● **Set task**: In the material below, find every line with "months" and pull it out.

======== Extracted information ========

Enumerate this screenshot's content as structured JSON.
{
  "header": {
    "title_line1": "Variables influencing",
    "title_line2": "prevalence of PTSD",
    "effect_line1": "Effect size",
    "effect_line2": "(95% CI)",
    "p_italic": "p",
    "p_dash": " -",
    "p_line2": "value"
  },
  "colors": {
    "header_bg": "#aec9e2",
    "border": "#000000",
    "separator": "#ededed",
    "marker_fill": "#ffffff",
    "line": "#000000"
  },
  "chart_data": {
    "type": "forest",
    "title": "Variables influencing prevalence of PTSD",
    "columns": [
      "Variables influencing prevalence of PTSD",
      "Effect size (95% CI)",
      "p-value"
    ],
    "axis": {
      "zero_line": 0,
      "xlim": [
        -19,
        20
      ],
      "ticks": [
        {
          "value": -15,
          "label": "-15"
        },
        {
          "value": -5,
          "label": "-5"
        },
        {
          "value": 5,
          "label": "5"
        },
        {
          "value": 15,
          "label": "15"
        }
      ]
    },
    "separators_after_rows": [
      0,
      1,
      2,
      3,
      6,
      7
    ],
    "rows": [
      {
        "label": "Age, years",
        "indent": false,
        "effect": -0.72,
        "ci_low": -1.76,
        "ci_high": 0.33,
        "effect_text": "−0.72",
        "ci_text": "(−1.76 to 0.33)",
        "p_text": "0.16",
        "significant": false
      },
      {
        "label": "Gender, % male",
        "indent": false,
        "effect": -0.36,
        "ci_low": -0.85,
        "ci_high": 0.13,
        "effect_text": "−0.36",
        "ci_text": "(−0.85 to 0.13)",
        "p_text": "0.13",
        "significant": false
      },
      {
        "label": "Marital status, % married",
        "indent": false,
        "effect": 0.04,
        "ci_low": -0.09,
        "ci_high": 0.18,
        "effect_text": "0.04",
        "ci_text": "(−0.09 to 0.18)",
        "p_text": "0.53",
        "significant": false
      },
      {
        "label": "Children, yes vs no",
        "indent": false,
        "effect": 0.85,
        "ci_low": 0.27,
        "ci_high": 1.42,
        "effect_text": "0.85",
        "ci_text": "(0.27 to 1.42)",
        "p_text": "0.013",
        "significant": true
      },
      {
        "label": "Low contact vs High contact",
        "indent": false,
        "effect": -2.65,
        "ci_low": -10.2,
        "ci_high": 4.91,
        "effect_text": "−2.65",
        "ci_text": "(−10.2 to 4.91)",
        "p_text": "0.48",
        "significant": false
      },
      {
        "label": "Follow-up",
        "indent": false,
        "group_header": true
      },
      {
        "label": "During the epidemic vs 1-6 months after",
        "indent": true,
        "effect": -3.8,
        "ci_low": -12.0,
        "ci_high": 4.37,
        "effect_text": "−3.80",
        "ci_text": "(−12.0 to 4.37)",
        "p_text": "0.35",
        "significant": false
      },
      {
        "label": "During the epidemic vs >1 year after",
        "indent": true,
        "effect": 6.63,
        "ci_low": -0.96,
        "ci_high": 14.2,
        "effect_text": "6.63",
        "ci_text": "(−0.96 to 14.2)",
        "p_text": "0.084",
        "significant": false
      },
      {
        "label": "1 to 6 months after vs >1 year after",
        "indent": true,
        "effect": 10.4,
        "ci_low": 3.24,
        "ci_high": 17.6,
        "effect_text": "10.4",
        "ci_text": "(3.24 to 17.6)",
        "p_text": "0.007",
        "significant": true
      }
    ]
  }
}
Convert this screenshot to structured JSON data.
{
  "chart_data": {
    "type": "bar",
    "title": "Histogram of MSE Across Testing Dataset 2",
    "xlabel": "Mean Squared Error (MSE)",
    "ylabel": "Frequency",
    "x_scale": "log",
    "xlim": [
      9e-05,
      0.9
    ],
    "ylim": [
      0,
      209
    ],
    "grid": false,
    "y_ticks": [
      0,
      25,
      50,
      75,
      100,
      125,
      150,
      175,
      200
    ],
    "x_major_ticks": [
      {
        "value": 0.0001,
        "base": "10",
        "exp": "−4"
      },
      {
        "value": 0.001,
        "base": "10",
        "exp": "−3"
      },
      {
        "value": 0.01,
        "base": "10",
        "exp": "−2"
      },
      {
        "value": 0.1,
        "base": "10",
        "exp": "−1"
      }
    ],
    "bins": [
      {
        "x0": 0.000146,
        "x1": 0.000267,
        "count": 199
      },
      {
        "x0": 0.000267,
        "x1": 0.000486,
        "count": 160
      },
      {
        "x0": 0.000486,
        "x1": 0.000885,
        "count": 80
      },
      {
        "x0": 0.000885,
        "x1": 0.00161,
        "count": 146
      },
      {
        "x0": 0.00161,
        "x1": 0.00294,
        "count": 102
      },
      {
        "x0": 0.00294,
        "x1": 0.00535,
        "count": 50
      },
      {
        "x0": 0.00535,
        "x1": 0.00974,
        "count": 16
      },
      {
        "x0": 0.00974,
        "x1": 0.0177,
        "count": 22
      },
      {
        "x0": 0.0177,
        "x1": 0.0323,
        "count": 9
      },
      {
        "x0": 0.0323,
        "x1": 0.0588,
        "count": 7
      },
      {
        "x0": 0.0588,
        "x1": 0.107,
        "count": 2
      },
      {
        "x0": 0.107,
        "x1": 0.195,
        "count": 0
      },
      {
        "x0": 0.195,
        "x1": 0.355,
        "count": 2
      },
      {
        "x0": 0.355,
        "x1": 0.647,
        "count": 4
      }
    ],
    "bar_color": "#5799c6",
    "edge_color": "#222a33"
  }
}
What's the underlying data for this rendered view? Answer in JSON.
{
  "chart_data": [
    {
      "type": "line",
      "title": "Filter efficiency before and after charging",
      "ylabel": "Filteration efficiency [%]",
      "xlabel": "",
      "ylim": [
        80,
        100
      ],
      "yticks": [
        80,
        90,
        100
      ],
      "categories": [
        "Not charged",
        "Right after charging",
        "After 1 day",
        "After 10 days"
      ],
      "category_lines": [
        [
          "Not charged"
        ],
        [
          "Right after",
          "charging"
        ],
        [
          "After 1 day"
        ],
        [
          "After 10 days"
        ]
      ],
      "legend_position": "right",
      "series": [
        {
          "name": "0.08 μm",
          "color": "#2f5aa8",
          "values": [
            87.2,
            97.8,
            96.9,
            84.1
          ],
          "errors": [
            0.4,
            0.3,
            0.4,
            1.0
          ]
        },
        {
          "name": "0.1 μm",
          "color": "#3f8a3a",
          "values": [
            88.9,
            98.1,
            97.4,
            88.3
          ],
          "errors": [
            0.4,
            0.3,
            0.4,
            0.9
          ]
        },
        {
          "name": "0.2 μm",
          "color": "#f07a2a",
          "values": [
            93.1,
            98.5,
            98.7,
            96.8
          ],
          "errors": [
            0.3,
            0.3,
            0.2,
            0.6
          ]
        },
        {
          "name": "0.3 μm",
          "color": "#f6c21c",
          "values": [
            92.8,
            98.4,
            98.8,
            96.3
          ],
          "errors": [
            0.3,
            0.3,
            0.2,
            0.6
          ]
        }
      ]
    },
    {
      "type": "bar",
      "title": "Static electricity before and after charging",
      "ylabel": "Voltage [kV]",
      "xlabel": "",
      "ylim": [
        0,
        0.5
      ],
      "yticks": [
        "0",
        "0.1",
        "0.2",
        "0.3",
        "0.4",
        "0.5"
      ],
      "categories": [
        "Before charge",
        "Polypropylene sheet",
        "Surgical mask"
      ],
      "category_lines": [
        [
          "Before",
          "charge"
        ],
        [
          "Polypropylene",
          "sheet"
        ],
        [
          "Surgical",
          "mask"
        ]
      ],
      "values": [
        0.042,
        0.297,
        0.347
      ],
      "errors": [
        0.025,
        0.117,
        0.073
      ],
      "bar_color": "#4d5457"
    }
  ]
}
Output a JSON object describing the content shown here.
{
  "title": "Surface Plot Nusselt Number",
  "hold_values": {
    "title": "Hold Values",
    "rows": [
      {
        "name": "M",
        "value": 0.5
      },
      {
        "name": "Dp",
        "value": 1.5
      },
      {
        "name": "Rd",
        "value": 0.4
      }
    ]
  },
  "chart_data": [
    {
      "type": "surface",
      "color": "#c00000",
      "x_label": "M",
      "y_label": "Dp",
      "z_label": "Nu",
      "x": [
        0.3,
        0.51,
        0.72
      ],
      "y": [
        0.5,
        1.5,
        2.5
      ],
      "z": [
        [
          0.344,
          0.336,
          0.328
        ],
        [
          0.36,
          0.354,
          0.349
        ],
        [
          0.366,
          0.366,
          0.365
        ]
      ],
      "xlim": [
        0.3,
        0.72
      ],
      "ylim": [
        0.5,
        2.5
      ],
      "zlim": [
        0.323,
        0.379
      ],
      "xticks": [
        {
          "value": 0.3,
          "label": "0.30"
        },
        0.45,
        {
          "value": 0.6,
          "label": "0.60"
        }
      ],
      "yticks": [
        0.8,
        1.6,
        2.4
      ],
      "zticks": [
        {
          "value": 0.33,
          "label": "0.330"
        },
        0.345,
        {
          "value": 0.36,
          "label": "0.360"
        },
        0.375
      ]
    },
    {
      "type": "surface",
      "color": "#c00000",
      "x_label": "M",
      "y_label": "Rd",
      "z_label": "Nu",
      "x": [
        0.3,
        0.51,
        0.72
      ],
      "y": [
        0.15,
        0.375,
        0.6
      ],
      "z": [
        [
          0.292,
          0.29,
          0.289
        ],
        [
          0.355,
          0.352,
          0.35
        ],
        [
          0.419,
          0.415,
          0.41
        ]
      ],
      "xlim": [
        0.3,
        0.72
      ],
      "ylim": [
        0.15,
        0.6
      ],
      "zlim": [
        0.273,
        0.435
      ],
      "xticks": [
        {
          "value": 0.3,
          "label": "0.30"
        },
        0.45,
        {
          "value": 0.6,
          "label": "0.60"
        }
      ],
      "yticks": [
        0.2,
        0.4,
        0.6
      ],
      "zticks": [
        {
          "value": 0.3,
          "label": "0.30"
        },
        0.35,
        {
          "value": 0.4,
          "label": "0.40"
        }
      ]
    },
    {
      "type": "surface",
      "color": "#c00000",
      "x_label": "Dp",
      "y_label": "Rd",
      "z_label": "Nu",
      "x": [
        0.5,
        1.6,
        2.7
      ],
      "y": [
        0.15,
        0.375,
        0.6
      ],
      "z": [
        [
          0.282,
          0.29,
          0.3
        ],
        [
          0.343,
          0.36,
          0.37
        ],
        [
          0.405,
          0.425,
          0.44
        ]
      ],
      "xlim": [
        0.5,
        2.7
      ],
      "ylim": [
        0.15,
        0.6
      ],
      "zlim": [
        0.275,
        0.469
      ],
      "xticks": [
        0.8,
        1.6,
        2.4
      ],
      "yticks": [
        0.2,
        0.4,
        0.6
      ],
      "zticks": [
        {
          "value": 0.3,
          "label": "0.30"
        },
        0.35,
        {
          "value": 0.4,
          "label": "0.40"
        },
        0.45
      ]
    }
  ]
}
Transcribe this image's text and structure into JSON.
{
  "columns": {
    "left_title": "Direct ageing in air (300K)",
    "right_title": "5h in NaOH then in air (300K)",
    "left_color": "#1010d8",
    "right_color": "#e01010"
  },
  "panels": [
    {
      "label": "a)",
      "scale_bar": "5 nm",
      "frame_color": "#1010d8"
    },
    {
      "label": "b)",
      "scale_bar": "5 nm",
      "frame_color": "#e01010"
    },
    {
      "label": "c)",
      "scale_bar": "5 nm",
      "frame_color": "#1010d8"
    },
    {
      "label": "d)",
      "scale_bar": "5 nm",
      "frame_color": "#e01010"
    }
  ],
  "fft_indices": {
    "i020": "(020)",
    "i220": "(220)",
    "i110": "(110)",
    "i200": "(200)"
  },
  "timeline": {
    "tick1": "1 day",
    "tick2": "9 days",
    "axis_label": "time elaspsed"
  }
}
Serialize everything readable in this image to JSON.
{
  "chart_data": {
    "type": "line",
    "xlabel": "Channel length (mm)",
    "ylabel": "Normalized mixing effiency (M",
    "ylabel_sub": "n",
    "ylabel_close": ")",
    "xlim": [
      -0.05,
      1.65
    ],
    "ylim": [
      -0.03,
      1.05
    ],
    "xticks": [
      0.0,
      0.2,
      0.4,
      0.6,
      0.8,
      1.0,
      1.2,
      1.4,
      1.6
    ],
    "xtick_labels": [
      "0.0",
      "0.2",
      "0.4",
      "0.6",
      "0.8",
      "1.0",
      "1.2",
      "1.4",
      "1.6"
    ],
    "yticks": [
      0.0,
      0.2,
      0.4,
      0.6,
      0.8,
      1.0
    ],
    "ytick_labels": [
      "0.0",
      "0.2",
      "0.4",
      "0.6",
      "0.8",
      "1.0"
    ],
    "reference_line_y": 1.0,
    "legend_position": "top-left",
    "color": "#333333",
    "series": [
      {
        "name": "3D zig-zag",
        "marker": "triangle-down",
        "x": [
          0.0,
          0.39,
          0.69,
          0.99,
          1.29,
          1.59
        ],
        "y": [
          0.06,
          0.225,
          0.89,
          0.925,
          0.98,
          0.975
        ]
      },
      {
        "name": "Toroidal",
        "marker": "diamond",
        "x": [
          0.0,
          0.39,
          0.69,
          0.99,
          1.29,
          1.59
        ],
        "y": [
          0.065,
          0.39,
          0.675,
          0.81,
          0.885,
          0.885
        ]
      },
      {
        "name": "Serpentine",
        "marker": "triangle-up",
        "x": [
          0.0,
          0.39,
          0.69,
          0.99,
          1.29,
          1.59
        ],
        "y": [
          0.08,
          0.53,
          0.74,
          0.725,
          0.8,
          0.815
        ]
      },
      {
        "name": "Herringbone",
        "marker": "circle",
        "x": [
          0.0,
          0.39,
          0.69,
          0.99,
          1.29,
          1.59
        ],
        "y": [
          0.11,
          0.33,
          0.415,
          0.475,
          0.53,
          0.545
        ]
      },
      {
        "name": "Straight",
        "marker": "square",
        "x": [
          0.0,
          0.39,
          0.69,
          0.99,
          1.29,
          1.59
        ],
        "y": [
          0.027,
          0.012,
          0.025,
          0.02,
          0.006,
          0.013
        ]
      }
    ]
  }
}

========

● **Result for this task**:
        "label": "During the epidemic vs 1-6 months after",
        "label": "1 to 6 months after vs >1 year after",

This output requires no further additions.